- _Dataset entries on figures_:
□ □ □ □

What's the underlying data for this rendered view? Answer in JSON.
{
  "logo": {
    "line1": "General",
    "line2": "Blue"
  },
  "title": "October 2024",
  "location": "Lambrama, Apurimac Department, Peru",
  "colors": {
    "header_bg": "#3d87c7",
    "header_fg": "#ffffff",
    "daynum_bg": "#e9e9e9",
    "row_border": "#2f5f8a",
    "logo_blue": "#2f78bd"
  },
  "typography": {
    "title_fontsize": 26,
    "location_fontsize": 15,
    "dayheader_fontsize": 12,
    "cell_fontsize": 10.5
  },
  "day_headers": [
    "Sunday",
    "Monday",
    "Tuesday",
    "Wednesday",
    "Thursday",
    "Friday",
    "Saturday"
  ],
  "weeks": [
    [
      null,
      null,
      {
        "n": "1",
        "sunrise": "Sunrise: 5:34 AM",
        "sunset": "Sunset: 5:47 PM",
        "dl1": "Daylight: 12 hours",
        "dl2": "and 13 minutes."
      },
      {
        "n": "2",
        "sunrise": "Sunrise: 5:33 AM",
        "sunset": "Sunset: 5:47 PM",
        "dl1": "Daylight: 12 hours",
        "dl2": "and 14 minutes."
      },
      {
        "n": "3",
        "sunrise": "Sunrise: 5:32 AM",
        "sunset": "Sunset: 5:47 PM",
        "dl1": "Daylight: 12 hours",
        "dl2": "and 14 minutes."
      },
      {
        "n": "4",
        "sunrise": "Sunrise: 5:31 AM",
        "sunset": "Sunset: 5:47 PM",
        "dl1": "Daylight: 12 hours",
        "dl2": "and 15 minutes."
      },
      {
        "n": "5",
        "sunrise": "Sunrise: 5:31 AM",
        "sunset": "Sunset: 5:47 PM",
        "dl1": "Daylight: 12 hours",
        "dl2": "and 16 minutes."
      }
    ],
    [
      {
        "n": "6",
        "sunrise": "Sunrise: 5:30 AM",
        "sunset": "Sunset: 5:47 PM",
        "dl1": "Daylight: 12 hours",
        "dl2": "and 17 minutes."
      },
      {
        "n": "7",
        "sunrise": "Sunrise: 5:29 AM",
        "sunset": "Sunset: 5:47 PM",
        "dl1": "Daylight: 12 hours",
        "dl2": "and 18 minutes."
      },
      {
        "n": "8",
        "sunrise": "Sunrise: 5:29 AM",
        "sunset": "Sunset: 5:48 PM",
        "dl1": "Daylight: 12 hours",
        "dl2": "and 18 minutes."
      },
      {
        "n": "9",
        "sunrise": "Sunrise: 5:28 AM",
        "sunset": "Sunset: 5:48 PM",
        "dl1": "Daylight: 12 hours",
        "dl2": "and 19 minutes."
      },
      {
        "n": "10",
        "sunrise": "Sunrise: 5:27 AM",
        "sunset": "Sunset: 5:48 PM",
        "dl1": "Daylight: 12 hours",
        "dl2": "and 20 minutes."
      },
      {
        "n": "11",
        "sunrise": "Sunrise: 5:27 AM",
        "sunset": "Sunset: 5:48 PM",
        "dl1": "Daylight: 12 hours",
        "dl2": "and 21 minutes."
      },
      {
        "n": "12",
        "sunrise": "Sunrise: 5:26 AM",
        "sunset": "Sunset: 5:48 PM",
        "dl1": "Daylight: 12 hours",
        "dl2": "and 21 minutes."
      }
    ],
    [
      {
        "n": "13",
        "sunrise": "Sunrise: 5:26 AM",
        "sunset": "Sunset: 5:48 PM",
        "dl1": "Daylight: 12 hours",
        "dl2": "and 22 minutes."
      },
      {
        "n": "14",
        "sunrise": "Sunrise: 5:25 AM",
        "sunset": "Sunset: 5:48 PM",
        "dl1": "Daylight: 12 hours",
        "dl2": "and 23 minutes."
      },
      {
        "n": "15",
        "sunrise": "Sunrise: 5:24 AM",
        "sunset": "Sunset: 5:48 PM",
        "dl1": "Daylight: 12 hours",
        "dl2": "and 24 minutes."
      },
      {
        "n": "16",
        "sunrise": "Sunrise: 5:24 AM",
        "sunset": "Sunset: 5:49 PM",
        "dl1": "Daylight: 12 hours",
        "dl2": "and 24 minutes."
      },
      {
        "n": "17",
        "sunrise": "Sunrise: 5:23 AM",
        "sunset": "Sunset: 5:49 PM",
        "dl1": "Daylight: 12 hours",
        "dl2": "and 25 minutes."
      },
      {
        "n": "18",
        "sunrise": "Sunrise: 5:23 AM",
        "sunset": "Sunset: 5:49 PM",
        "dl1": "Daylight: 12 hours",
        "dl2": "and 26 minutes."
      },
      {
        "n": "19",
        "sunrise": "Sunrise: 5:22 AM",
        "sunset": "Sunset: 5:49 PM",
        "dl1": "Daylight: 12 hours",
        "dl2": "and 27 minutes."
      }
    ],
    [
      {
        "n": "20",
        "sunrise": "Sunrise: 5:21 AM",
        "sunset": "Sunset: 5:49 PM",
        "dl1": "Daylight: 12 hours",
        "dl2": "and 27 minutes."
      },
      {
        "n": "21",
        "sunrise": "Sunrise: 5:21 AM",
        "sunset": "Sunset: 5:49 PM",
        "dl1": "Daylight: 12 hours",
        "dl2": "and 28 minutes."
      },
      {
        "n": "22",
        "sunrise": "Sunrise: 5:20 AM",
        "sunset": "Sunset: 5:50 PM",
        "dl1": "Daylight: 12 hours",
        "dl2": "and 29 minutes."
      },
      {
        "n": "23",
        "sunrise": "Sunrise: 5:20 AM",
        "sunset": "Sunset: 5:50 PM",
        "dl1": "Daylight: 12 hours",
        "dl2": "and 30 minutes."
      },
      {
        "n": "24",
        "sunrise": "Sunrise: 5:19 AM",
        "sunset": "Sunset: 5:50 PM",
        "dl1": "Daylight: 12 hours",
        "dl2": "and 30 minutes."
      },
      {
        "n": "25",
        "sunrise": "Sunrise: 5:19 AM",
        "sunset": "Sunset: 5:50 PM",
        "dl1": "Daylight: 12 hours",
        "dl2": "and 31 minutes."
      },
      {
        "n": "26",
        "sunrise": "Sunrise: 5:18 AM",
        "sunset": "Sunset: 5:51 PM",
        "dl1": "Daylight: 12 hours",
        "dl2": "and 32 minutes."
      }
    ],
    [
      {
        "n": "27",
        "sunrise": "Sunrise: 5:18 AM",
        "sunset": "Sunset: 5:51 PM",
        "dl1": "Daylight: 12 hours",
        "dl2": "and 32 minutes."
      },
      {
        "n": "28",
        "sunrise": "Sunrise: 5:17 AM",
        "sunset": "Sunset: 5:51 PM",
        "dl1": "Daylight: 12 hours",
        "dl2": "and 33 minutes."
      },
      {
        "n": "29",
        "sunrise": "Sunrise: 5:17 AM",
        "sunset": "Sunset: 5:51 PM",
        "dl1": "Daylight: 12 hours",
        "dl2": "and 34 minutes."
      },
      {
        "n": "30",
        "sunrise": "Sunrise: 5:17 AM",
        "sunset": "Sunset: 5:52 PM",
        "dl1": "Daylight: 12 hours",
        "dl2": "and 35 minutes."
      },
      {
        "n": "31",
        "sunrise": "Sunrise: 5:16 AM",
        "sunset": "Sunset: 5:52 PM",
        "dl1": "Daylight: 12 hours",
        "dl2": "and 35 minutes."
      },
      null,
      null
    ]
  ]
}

□ □ □ □

- _Task brief_:
Restate each of the entries above verbatim.

- _Response to this exercise_:
What's the underlying data for this rendered view? Answer in JSON.
{
  "logo": {
    "line1": "General",
    "line2": "Blue"
  },
  "title": "October 2024",
  "location": "Lambrama, Apurimac Department, Peru",
  "colors": {
    "header_bg": "#3d87c7",
    "header_fg": "#ffffff",
    "daynum_bg": "#e9e9e9",
    "row_border": "#2f5f8a",
    "logo_blue": "#2f78bd"
  },
  "typography": {
    "title_fontsize": 26,
    "location_fontsize": 15,
    "dayheader_fontsize": 12,
    "cell_fontsize": 10.5
  },
  "day_headers": [
    "Sunday",
    "Monday",
    "Tuesday",
    "Wednesday",
    "Thursday",
    "Friday",
    "Saturday"
  ],
  "weeks": [
    [
      null,
      null,
      {
        "n": "1",
        "sunrise": "Sunrise: 5:34 AM",
        "sunset": "Sunset: 5:47 PM",
        "dl1": "Daylight: 12 hours",
        "dl2": "and 13 minutes."
      },
      {
        "n": "2",
        "sunrise": "Sunrise: 5:33 AM",
        "sunset": "Sunset: 5:47 PM",
        "dl1": "Daylight: 12 hours",
        "dl2": "and 14 minutes."
      },
      {
        "n": "3",
        "sunrise": "Sunrise: 5:32 AM",
        "sunset": "Sunset: 5:47 PM",
        "dl1": "Daylight: 12 hours",
        "dl2": "and 14 minutes."
      },
      {
        "n": "4",
        "sunrise": "Sunrise: 5:31 AM",
        "sunset": "Sunset: 5:47 PM",
        "dl1": "Daylight: 12 hours",
        "dl2": "and 15 minutes."
      },
      {
        "n": "5",
        "sunrise": "Sunrise: 5:31 AM",
        "sunset": "Sunset: 5:47 PM",
        "dl1": "Daylight: 12 hours",
        "dl2": "and 16 minutes."
      }
    ],
    [
      {
        "n": "6",
        "sunrise": "Sunrise: 5:30 AM",
        "sunset": "Sunset: 5:47 PM",
        "dl1": "Daylight: 12 hours",
        "dl2": "and 17 minutes."
      },
      {
        "n": "7",
        "sunrise": "Sunrise: 5:29 AM",
        "sunset": "Sunset: 5:47 PM",
        "dl1": "Daylight: 12 hours",
        "dl2": "and 18 minutes."
      },
      {
        "n": "8",
        "sunrise": "Sunrise: 5:29 AM",
        "sunset": "Sunset: 5:48 PM",
        "dl1": "Daylight: 12 hours",
        "dl2": "and 18 minutes."
      },
      {
        "n": "9",
        "sunrise": "Sunrise: 5:28 AM",
        "sunset": "Sunset: 5:48 PM",
        "dl1": "Daylight: 12 hours",
        "dl2": "and 19 minutes."
      },
      {
        "n": "10",
        "sunrise": "Sunrise: 5:27 AM",
        "sunset": "Sunset: 5:48 PM",
        "dl1": "Daylight: 12 hours",
        "dl2": "and 20 minutes."
      },
      {
        "n": "11",
        "sunrise": "Sunrise: 5:27 AM",
        "sunset": "Sunset: 5:48 PM",
        "dl1": "Daylight: 12 hours",
        "dl2": "and 21 minutes."
      },
      {
        "n": "12",
        "sunrise": "Sunrise: 5:26 AM",
        "sunset": "Sunset: 5:48 PM",
        "dl1": "Daylight: 12 hours",
        "dl2": "and 21 minutes."
      }
    ],
    [
      {
        "n": "13",
        "sunrise": "Sunrise: 5:26 AM",
        "sunset": "Sunset: 5:48 PM",
        "dl1": "Daylight: 12 hours",
        "dl2": "and 22 minutes."
      },
      {
        "n": "14",
        "sunrise": "Sunrise: 5:25 AM",
        "sunset": "Sunset: 5:48 PM",
        "dl1": "Daylight: 12 hours",
        "dl2": "and 23 minutes."
      },
      {
        "n": "15",
        "sunrise": "Sunrise: 5:24 AM",
        "sunset": "Sunset: 5:48 PM",
        "dl1": "Daylight: 12 hours",
        "dl2": "and 24 minutes."
      },
      {
        "n": "16",
        "sunrise": "Sunrise: 5:24 AM",
        "sunset": "Sunset: 5:49 PM",
        "dl1": "Daylight: 12 hours",
        "dl2": "and 24 minutes."
      },
      {
        "n": "17",
        "sunrise": "Sunrise: 5:23 AM",
        "sunset": "Sunset: 5:49 PM",
        "dl1": "Daylight: 12 hours",
        "dl2": "and 25 minutes."
      },
      {
        "n": "18",
        "sunrise": "Sunrise: 5:23 AM",
        "sunset": "Sunset: 5:49 PM",
        "dl1": "Daylight: 12 hours",
        "dl2": "and 26 minutes."
      },
      {
        "n": "19",
        "sunrise": "Sunrise: 5:22 AM",
        "sunset": "Sunset: 5:49 PM",
        "dl1": "Daylight: 12 hours",
        "dl2": "and 27 minutes."
      }
    ],
    [
      {
        "n": "20",
        "sunrise": "Sunrise: 5:21 AM",
        "sunset": "Sunset: 5:49 PM",
        "dl1": "Daylight: 12 hours",
        "dl2": "and 27 minutes."
      },
      {
        "n": "21",
        "sunrise": "Sunrise: 5:21 AM",
        "sunset": "Sunset: 5:49 PM",
        "dl1": "Daylight: 12 hours",
        "dl2": "and 28 minutes."
      },
      {
        "n": "22",
        "sunrise": "Sunrise: 5:20 AM",
        "sunset": "Sunset: 5:50 PM",
        "dl1": "Daylight: 12 hours",
        "dl2": "and 29 minutes."
      },
      {
        "n": "23",
        "sunrise": "Sunrise: 5:20 AM",
        "sunset": "Sunset: 5:50 PM",
        "dl1": "Daylight: 12 hours",
        "dl2": "and 30 minutes."
      },
      {
        "n": "24",
        "sunrise": "Sunrise: 5:19 AM",
        "sunset": "Sunset: 5:50 PM",
        "dl1": "Daylight: 12 hours",
        "dl2": "and 30 minutes."
      },
      {
        "n": "25",
        "sunrise": "Sunrise: 5:19 AM",
        "sunset": "Sunset: 5:50 PM",
        "dl1": "Daylight: 12 hours",
        "dl2": "and 31 minutes."
      },
      {
        "n": "26",
        "sunrise": "Sunrise: 5:18 AM",
        "sunset": "Sunset: 5:51 PM",
        "dl1": "Daylight: 12 hours",
        "dl2": "and 32 minutes."
      }
    ],
    [
      {
        "n": "27",
        "sunrise": "Sunrise: 5:18 AM",
        "sunset": "Sunset: 5:51 PM",
        "dl1": "Daylight: 12 hours",
        "dl2": "and 32 minutes."
      },
      {
        "n": "28",
        "sunrise": "Sunrise: 5:17 AM",
        "sunset": "Sunset: 5:51 PM",
        "dl1": "Daylight: 12 hours",
        "dl2": "and 33 minutes."
      },
      {
        "n": "29",
        "sunrise": "Sunrise: 5:17 AM",
        "sunset": "Sunset: 5:51 PM",
        "dl1": "Daylight: 12 hours",
        "dl2": "and 34 minutes."
      },
      {
        "n": "30",
        "sunrise": "Sunrise: 5:17 AM",
        "sunset": "Sunset: 5:52 PM",
        "dl1": "Daylight: 12 hours",
        "dl2": "and 35 minutes."
      },
      {
        "n": "31",
        "sunrise": "Sunrise: 5:16 AM",
        "sunset": "Sunset: 5:52 PM",
        "dl1": "Daylight: 12 hours",
        "dl2": "and 35 minutes."
      },
      null,
      null
    ]
  ]
}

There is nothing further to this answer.